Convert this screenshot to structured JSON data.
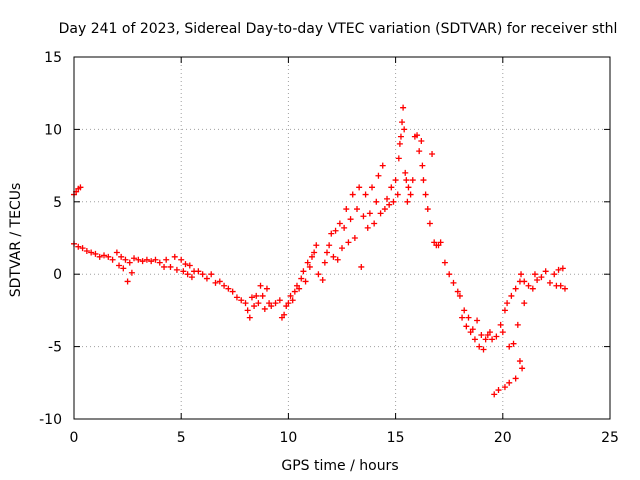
{
  "chart_data": {
    "type": "scatter",
    "title": "Day 241 of 2023, Sidereal Day-to-day VTEC variation (SDTVAR) for receiver sthl",
    "xlabel": "GPS time / hours",
    "ylabel": "SDTVAR / TECUs",
    "xlim": [
      0,
      25
    ],
    "ylim": [
      -10,
      15
    ],
    "x_ticks": [
      0,
      5,
      10,
      15,
      20,
      25
    ],
    "y_ticks": [
      -10,
      -5,
      0,
      5,
      10,
      15
    ],
    "grid": true,
    "marker": "+",
    "marker_color": "#ff0000",
    "series": [
      {
        "name": "SDTVAR",
        "points": [
          [
            0.0,
            5.5
          ],
          [
            0.1,
            5.7
          ],
          [
            0.2,
            5.9
          ],
          [
            0.3,
            6.0
          ],
          [
            0.0,
            2.1
          ],
          [
            0.2,
            1.9
          ],
          [
            0.4,
            1.8
          ],
          [
            0.6,
            1.6
          ],
          [
            0.8,
            1.5
          ],
          [
            1.0,
            1.4
          ],
          [
            1.2,
            1.2
          ],
          [
            1.4,
            1.3
          ],
          [
            1.6,
            1.2
          ],
          [
            1.8,
            1.0
          ],
          [
            2.0,
            1.5
          ],
          [
            2.1,
            0.6
          ],
          [
            2.2,
            1.2
          ],
          [
            2.3,
            0.4
          ],
          [
            2.4,
            1.0
          ],
          [
            2.5,
            -0.5
          ],
          [
            2.6,
            0.8
          ],
          [
            2.7,
            0.1
          ],
          [
            2.8,
            1.1
          ],
          [
            3.0,
            1.0
          ],
          [
            3.2,
            0.9
          ],
          [
            3.4,
            1.0
          ],
          [
            3.6,
            0.9
          ],
          [
            3.8,
            1.0
          ],
          [
            4.0,
            0.8
          ],
          [
            4.2,
            0.5
          ],
          [
            4.3,
            1.0
          ],
          [
            4.5,
            0.5
          ],
          [
            4.7,
            1.2
          ],
          [
            4.8,
            0.3
          ],
          [
            5.0,
            1.0
          ],
          [
            5.1,
            0.2
          ],
          [
            5.2,
            0.7
          ],
          [
            5.3,
            0.0
          ],
          [
            5.4,
            0.6
          ],
          [
            5.5,
            -0.2
          ],
          [
            5.6,
            0.2
          ],
          [
            5.8,
            0.2
          ],
          [
            6.0,
            0.0
          ],
          [
            6.2,
            -0.3
          ],
          [
            6.4,
            0.0
          ],
          [
            6.6,
            -0.6
          ],
          [
            6.8,
            -0.5
          ],
          [
            7.0,
            -0.8
          ],
          [
            7.2,
            -1.0
          ],
          [
            7.4,
            -1.2
          ],
          [
            7.6,
            -1.6
          ],
          [
            7.8,
            -1.8
          ],
          [
            8.0,
            -2.0
          ],
          [
            8.1,
            -2.5
          ],
          [
            8.2,
            -3.0
          ],
          [
            8.3,
            -1.6
          ],
          [
            8.4,
            -2.2
          ],
          [
            8.5,
            -1.5
          ],
          [
            8.6,
            -2.0
          ],
          [
            8.7,
            -0.8
          ],
          [
            8.8,
            -1.5
          ],
          [
            8.9,
            -2.4
          ],
          [
            9.0,
            -1.0
          ],
          [
            9.1,
            -2.0
          ],
          [
            9.2,
            -2.2
          ],
          [
            9.4,
            -2.0
          ],
          [
            9.6,
            -1.8
          ],
          [
            9.7,
            -3.0
          ],
          [
            9.8,
            -2.8
          ],
          [
            9.9,
            -2.2
          ],
          [
            10.0,
            -2.0
          ],
          [
            10.1,
            -1.5
          ],
          [
            10.2,
            -1.8
          ],
          [
            10.3,
            -1.2
          ],
          [
            10.4,
            -0.8
          ],
          [
            10.5,
            -1.0
          ],
          [
            10.6,
            -0.3
          ],
          [
            10.7,
            0.2
          ],
          [
            10.8,
            -0.5
          ],
          [
            10.9,
            0.8
          ],
          [
            11.0,
            0.5
          ],
          [
            11.1,
            1.2
          ],
          [
            11.2,
            1.5
          ],
          [
            11.3,
            2.0
          ],
          [
            11.4,
            0.0
          ],
          [
            11.6,
            -0.4
          ],
          [
            11.7,
            0.8
          ],
          [
            11.8,
            1.5
          ],
          [
            11.9,
            2.0
          ],
          [
            12.0,
            2.8
          ],
          [
            12.1,
            1.2
          ],
          [
            12.2,
            3.0
          ],
          [
            12.3,
            1.0
          ],
          [
            12.4,
            3.5
          ],
          [
            12.5,
            1.8
          ],
          [
            12.6,
            3.2
          ],
          [
            12.7,
            4.5
          ],
          [
            12.8,
            2.2
          ],
          [
            12.9,
            3.8
          ],
          [
            13.0,
            5.5
          ],
          [
            13.1,
            2.5
          ],
          [
            13.2,
            4.5
          ],
          [
            13.3,
            6.0
          ],
          [
            13.4,
            0.5
          ],
          [
            13.5,
            4.0
          ],
          [
            13.6,
            5.5
          ],
          [
            13.7,
            3.2
          ],
          [
            13.8,
            4.2
          ],
          [
            13.9,
            6.0
          ],
          [
            14.0,
            3.5
          ],
          [
            14.1,
            5.0
          ],
          [
            14.2,
            6.8
          ],
          [
            14.3,
            4.2
          ],
          [
            14.4,
            7.5
          ],
          [
            14.5,
            4.5
          ],
          [
            14.6,
            5.2
          ],
          [
            14.7,
            4.8
          ],
          [
            14.8,
            6.0
          ],
          [
            14.9,
            5.0
          ],
          [
            15.0,
            6.5
          ],
          [
            15.1,
            5.5
          ],
          [
            15.15,
            8.0
          ],
          [
            15.2,
            9.0
          ],
          [
            15.25,
            9.5
          ],
          [
            15.3,
            10.5
          ],
          [
            15.35,
            11.5
          ],
          [
            15.4,
            10.0
          ],
          [
            15.45,
            7.0
          ],
          [
            15.5,
            6.5
          ],
          [
            15.55,
            5.0
          ],
          [
            15.6,
            6.0
          ],
          [
            15.7,
            5.5
          ],
          [
            15.8,
            6.5
          ],
          [
            15.9,
            9.5
          ],
          [
            16.0,
            9.6
          ],
          [
            16.1,
            8.5
          ],
          [
            16.2,
            9.2
          ],
          [
            16.25,
            7.5
          ],
          [
            16.3,
            6.5
          ],
          [
            16.4,
            5.5
          ],
          [
            16.5,
            4.5
          ],
          [
            16.6,
            3.5
          ],
          [
            16.7,
            8.3
          ],
          [
            16.8,
            2.2
          ],
          [
            16.9,
            2.0
          ],
          [
            17.0,
            2.0
          ],
          [
            17.1,
            2.2
          ],
          [
            17.3,
            0.8
          ],
          [
            17.5,
            0.0
          ],
          [
            17.7,
            -0.6
          ],
          [
            17.9,
            -1.2
          ],
          [
            18.0,
            -1.5
          ],
          [
            18.1,
            -3.0
          ],
          [
            18.2,
            -2.5
          ],
          [
            18.3,
            -3.6
          ],
          [
            18.4,
            -3.0
          ],
          [
            18.5,
            -4.0
          ],
          [
            18.6,
            -3.8
          ],
          [
            18.7,
            -4.5
          ],
          [
            18.8,
            -3.2
          ],
          [
            18.9,
            -5.0
          ],
          [
            19.0,
            -4.2
          ],
          [
            19.1,
            -5.2
          ],
          [
            19.2,
            -4.5
          ],
          [
            19.3,
            -4.2
          ],
          [
            19.4,
            -4.0
          ],
          [
            19.5,
            -4.5
          ],
          [
            19.6,
            -8.3
          ],
          [
            19.7,
            -4.3
          ],
          [
            19.8,
            -8.0
          ],
          [
            19.9,
            -3.5
          ],
          [
            20.0,
            -4.0
          ],
          [
            20.1,
            -2.5
          ],
          [
            20.2,
            -2.0
          ],
          [
            20.3,
            -5.0
          ],
          [
            20.4,
            -1.5
          ],
          [
            20.5,
            -4.8
          ],
          [
            20.6,
            -1.0
          ],
          [
            20.7,
            -3.5
          ],
          [
            20.8,
            -0.5
          ],
          [
            20.9,
            -6.5
          ],
          [
            21.0,
            -2.0
          ],
          [
            20.1,
            -7.8
          ],
          [
            20.3,
            -7.5
          ],
          [
            20.6,
            -7.2
          ],
          [
            20.8,
            -6.0
          ],
          [
            20.85,
            0.0
          ],
          [
            21.0,
            -0.5
          ],
          [
            21.2,
            -0.8
          ],
          [
            21.4,
            -1.0
          ],
          [
            21.5,
            0.0
          ],
          [
            21.6,
            -0.4
          ],
          [
            21.8,
            -0.2
          ],
          [
            22.0,
            0.2
          ],
          [
            22.2,
            -0.6
          ],
          [
            22.4,
            0.0
          ],
          [
            22.5,
            -0.8
          ],
          [
            22.6,
            0.3
          ],
          [
            22.7,
            -0.8
          ],
          [
            22.8,
            0.4
          ],
          [
            22.9,
            -1.0
          ]
        ]
      }
    ]
  }
}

• **REQUIRED WORK**: Filter out every line that lacks the word "SDTVAR", and copy the rest.

• **SOLUTION TO THIS EXERCISE**:
    "title": "Day 241 of 2023, Sidereal Day-to-day VTEC variation (SDTVAR) for receiver sthl",
    "ylabel": "SDTVAR / TECUs",
        "name": "SDTVAR",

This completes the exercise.